#### [LISTING]

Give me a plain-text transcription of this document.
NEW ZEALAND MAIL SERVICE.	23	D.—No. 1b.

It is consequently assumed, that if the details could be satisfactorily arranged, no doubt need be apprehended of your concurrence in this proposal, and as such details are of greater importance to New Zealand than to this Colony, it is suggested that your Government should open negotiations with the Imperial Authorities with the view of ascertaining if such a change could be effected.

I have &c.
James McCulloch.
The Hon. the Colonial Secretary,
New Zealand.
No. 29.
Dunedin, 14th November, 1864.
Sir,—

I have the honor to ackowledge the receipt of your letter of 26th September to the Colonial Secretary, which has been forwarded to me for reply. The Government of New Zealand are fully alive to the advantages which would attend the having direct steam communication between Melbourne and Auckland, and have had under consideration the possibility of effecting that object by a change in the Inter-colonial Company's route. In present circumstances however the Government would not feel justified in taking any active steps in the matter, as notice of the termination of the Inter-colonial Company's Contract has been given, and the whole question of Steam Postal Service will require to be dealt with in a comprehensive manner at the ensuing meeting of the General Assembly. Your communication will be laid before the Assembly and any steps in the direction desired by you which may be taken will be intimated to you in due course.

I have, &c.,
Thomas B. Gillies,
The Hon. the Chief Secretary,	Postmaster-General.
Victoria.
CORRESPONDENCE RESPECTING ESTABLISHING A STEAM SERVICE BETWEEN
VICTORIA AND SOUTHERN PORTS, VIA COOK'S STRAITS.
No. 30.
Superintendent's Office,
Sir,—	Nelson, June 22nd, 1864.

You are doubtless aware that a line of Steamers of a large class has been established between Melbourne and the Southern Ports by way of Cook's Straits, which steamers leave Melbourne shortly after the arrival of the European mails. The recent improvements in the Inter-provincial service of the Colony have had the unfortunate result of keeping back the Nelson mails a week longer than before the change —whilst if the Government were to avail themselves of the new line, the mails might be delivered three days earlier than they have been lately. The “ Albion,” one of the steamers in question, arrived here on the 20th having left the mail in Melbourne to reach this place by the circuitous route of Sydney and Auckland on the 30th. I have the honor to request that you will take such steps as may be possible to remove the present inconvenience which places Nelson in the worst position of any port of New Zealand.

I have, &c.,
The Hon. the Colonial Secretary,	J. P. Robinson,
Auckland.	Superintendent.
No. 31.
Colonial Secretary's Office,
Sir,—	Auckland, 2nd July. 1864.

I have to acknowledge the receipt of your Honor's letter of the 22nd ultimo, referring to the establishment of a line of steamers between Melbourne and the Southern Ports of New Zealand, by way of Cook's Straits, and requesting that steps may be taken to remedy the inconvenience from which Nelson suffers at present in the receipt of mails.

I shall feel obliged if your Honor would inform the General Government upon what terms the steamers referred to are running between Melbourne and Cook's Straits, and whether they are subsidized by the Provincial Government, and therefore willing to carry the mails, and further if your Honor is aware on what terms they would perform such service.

#### [DESCRIPTION OF THE TASK]
Copy all data exactly, start to finish.

#### [SOLUTION FOR THIS TASK]
Give me a plain-text transcription of this document.
NEW ZEALAND MAIL SERVICE.	23	D.—No. 1b.

It is consequently assumed, that if the details could be satisfactorily arranged, no doubt need be apprehended of your concurrence in this proposal, and as such details are of greater importance to New Zealand than to this Colony, it is suggested that your Government should open negotiations with the Imperial Authorities with the view of ascertaining if such a change could be effected.

I have &c.
James McCulloch.
The Hon. the Colonial Secretary,
New Zealand.
No. 29.
Dunedin, 14th November, 1864.
Sir,—

I have the honor to ackowledge the receipt of your letter of 26th September to the Colonial Secretary, which has been forwarded to me for reply. The Government of New Zealand are fully alive to the advantages which would attend the having direct steam communication between Melbourne and Auckland, and have had under consideration the possibility of effecting that object by a change in the Inter-colonial Company's route. In present circumstances however the Government would not feel justified in taking any active steps in the matter, as notice of the termination of the Inter-colonial Company's Contract has been given, and the whole question of Steam Postal Service will require to be dealt with in a comprehensive manner at the ensuing meeting of the General Assembly. Your communication will be laid before the Assembly and any steps in the direction desired by you which may be taken will be intimated to you in due course.

I have, &c.,
Thomas B. Gillies,
The Hon. the Chief Secretary,	Postmaster-General.
Victoria.
CORRESPONDENCE RESPECTING ESTABLISHING A STEAM SERVICE BETWEEN
VICTORIA AND SOUTHERN PORTS, VIA COOK'S STRAITS.
No. 30.
Superintendent's Office,
Sir,—	Nelson, June 22nd, 1864.

You are doubtless aware that a line of Steamers of a large class has been established between Melbourne and the Southern Ports by way of Cook's Straits, which steamers leave Melbourne shortly after the arrival of the European mails. The recent improvements in the Inter-provincial service of the Colony have had the unfortunate result of keeping back the Nelson mails a week longer than before the change —whilst if the Government were to avail themselves of the new line, the mails might be delivered three days earlier than they have been lately. The “ Albion,” one of the steamers in question, arrived here on the 20th having left the mail in Melbourne to reach this place by the circuitous route of Sydney and Auckland on the 30th. I have the honor to request that you will take such steps as may be possible to remove the present inconvenience which places Nelson in the worst position of any port of New Zealand.

I have, &c.,
The Hon. the Colonial Secretary,	J. P. Robinson,
Auckland.	Superintendent.
No. 31.
Colonial Secretary's Office,
Sir,—	Auckland, 2nd July. 1864.

I have to acknowledge the receipt of your Honor's letter of the 22nd ultimo, referring to the establishment of a line of steamers between Melbourne and the Southern Ports of New Zealand, by way of Cook's Straits, and requesting that steps may be taken to remedy the inconvenience from which Nelson suffers at present in the receipt of mails.

I shall feel obliged if your Honor would inform the General Government upon what terms the steamers referred to are running between Melbourne and Cook's Straits, and whether they are subsidized by the Provincial Government, and therefore willing to carry the mails, and further if your Honor is aware on what terms they would perform such service.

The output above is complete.